» REQUIREMENTS:
Set down each line of the material that follows, exactly, with no pictures.

Data items
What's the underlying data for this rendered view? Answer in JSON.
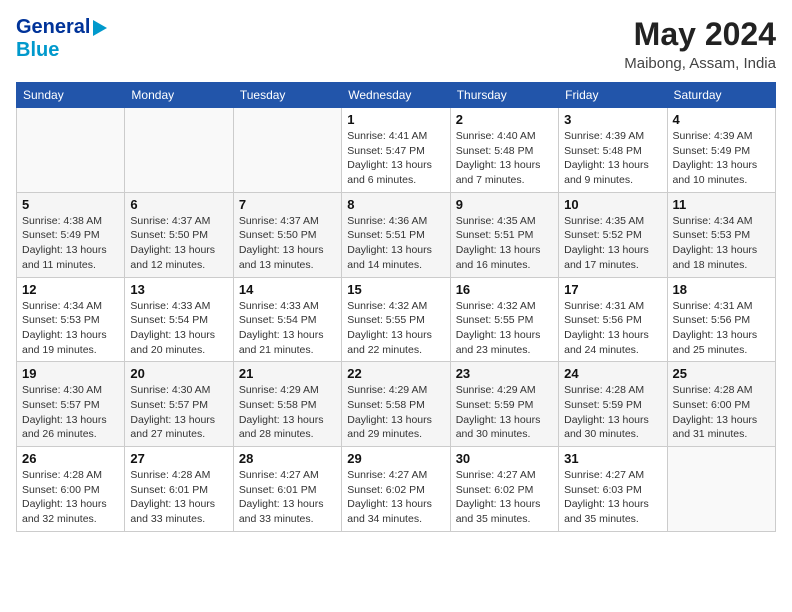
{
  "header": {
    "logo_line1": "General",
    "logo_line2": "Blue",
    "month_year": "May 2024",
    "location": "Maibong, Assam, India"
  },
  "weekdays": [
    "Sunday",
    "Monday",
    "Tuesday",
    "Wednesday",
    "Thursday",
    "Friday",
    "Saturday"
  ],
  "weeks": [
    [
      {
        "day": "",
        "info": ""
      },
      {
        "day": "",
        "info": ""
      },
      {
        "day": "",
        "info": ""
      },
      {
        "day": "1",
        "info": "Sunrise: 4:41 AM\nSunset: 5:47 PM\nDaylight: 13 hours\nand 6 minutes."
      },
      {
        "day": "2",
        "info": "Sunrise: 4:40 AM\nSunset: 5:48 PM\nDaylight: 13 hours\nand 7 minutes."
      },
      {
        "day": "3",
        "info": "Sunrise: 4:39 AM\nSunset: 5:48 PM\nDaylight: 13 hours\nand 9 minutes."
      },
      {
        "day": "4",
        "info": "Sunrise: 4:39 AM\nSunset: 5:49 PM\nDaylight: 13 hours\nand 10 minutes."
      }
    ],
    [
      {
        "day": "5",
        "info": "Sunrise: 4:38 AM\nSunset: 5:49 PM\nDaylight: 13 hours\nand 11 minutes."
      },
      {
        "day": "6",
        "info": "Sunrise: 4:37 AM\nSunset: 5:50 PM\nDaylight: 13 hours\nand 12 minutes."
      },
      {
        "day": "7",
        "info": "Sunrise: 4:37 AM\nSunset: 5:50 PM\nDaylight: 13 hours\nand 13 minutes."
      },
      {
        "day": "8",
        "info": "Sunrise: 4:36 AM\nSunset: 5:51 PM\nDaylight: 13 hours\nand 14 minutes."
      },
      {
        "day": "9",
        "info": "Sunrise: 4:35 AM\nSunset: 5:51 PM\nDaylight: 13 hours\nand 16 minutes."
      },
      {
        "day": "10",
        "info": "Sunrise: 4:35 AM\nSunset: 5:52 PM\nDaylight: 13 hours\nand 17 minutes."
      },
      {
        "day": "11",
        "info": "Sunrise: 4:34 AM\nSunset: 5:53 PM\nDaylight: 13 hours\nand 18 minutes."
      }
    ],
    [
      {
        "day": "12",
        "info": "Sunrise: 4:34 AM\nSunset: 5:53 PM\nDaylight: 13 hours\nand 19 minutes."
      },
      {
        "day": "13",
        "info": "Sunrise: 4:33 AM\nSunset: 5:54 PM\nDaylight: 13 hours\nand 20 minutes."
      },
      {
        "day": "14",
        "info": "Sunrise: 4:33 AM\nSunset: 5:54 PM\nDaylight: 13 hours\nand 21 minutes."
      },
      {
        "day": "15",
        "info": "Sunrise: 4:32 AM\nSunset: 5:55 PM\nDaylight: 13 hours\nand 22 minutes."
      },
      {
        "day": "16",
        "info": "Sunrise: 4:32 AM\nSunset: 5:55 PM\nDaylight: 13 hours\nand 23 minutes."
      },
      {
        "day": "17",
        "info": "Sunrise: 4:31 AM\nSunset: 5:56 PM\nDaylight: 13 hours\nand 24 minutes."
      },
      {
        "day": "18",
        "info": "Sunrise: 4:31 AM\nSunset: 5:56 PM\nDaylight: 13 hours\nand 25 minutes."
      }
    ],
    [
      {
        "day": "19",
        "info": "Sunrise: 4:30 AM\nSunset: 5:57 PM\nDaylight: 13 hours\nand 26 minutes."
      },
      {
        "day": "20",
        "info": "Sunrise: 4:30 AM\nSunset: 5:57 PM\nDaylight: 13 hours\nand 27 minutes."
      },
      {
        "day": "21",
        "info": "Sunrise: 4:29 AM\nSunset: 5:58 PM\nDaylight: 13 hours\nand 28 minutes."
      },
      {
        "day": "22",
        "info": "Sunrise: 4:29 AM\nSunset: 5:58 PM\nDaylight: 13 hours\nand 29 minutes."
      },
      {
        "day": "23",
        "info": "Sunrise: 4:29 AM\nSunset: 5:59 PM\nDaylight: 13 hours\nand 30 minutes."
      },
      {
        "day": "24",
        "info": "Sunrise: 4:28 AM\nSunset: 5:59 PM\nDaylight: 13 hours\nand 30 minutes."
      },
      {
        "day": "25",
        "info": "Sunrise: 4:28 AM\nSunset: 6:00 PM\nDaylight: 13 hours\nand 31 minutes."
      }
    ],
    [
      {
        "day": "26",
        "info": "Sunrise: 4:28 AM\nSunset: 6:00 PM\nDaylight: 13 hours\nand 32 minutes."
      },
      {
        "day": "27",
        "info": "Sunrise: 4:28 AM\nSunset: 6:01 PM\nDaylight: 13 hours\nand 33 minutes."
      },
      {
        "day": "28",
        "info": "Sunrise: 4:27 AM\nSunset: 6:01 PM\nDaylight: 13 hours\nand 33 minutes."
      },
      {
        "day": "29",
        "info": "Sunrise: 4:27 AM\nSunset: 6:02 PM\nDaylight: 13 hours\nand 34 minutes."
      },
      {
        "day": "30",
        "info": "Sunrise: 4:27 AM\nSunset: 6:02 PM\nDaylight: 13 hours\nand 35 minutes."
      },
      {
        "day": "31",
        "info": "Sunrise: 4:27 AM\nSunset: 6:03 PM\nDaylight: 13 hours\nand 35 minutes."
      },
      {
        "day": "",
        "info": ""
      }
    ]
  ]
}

» RESULT FOR THIS TASK:
What's the underlying data for this rendered view? Answer in JSON.
{
  "header": {
    "logo_line1": "General",
    "logo_line2": "Blue",
    "month_year": "May 2024",
    "location": "Maibong, Assam, India"
  },
  "weekdays": [
    "Sunday",
    "Monday",
    "Tuesday",
    "Wednesday",
    "Thursday",
    "Friday",
    "Saturday"
  ],
  "weeks": [
    [
      {
        "day": "",
        "info": ""
      },
      {
        "day": "",
        "info": ""
      },
      {
        "day": "",
        "info": ""
      },
      {
        "day": "1",
        "info": "Sunrise: 4:41 AM\nSunset: 5:47 PM\nDaylight: 13 hours\nand 6 minutes."
      },
      {
        "day": "2",
        "info": "Sunrise: 4:40 AM\nSunset: 5:48 PM\nDaylight: 13 hours\nand 7 minutes."
      },
      {
        "day": "3",
        "info": "Sunrise: 4:39 AM\nSunset: 5:48 PM\nDaylight: 13 hours\nand 9 minutes."
      },
      {
        "day": "4",
        "info": "Sunrise: 4:39 AM\nSunset: 5:49 PM\nDaylight: 13 hours\nand 10 minutes."
      }
    ],
    [
      {
        "day": "5",
        "info": "Sunrise: 4:38 AM\nSunset: 5:49 PM\nDaylight: 13 hours\nand 11 minutes."
      },
      {
        "day": "6",
        "info": "Sunrise: 4:37 AM\nSunset: 5:50 PM\nDaylight: 13 hours\nand 12 minutes."
      },
      {
        "day": "7",
        "info": "Sunrise: 4:37 AM\nSunset: 5:50 PM\nDaylight: 13 hours\nand 13 minutes."
      },
      {
        "day": "8",
        "info": "Sunrise: 4:36 AM\nSunset: 5:51 PM\nDaylight: 13 hours\nand 14 minutes."
      },
      {
        "day": "9",
        "info": "Sunrise: 4:35 AM\nSunset: 5:51 PM\nDaylight: 13 hours\nand 16 minutes."
      },
      {
        "day": "10",
        "info": "Sunrise: 4:35 AM\nSunset: 5:52 PM\nDaylight: 13 hours\nand 17 minutes."
      },
      {
        "day": "11",
        "info": "Sunrise: 4:34 AM\nSunset: 5:53 PM\nDaylight: 13 hours\nand 18 minutes."
      }
    ],
    [
      {
        "day": "12",
        "info": "Sunrise: 4:34 AM\nSunset: 5:53 PM\nDaylight: 13 hours\nand 19 minutes."
      },
      {
        "day": "13",
        "info": "Sunrise: 4:33 AM\nSunset: 5:54 PM\nDaylight: 13 hours\nand 20 minutes."
      },
      {
        "day": "14",
        "info": "Sunrise: 4:33 AM\nSunset: 5:54 PM\nDaylight: 13 hours\nand 21 minutes."
      },
      {
        "day": "15",
        "info": "Sunrise: 4:32 AM\nSunset: 5:55 PM\nDaylight: 13 hours\nand 22 minutes."
      },
      {
        "day": "16",
        "info": "Sunrise: 4:32 AM\nSunset: 5:55 PM\nDaylight: 13 hours\nand 23 minutes."
      },
      {
        "day": "17",
        "info": "Sunrise: 4:31 AM\nSunset: 5:56 PM\nDaylight: 13 hours\nand 24 minutes."
      },
      {
        "day": "18",
        "info": "Sunrise: 4:31 AM\nSunset: 5:56 PM\nDaylight: 13 hours\nand 25 minutes."
      }
    ],
    [
      {
        "day": "19",
        "info": "Sunrise: 4:30 AM\nSunset: 5:57 PM\nDaylight: 13 hours\nand 26 minutes."
      },
      {
        "day": "20",
        "info": "Sunrise: 4:30 AM\nSunset: 5:57 PM\nDaylight: 13 hours\nand 27 minutes."
      },
      {
        "day": "21",
        "info": "Sunrise: 4:29 AM\nSunset: 5:58 PM\nDaylight: 13 hours\nand 28 minutes."
      },
      {
        "day": "22",
        "info": "Sunrise: 4:29 AM\nSunset: 5:58 PM\nDaylight: 13 hours\nand 29 minutes."
      },
      {
        "day": "23",
        "info": "Sunrise: 4:29 AM\nSunset: 5:59 PM\nDaylight: 13 hours\nand 30 minutes."
      },
      {
        "day": "24",
        "info": "Sunrise: 4:28 AM\nSunset: 5:59 PM\nDaylight: 13 hours\nand 30 minutes."
      },
      {
        "day": "25",
        "info": "Sunrise: 4:28 AM\nSunset: 6:00 PM\nDaylight: 13 hours\nand 31 minutes."
      }
    ],
    [
      {
        "day": "26",
        "info": "Sunrise: 4:28 AM\nSunset: 6:00 PM\nDaylight: 13 hours\nand 32 minutes."
      },
      {
        "day": "27",
        "info": "Sunrise: 4:28 AM\nSunset: 6:01 PM\nDaylight: 13 hours\nand 33 minutes."
      },
      {
        "day": "28",
        "info": "Sunrise: 4:27 AM\nSunset: 6:01 PM\nDaylight: 13 hours\nand 33 minutes."
      },
      {
        "day": "29",
        "info": "Sunrise: 4:27 AM\nSunset: 6:02 PM\nDaylight: 13 hours\nand 34 minutes."
      },
      {
        "day": "30",
        "info": "Sunrise: 4:27 AM\nSunset: 6:02 PM\nDaylight: 13 hours\nand 35 minutes."
      },
      {
        "day": "31",
        "info": "Sunrise: 4:27 AM\nSunset: 6:03 PM\nDaylight: 13 hours\nand 35 minutes."
      },
      {
        "day": "",
        "info": ""
      }
    ]
  ]
}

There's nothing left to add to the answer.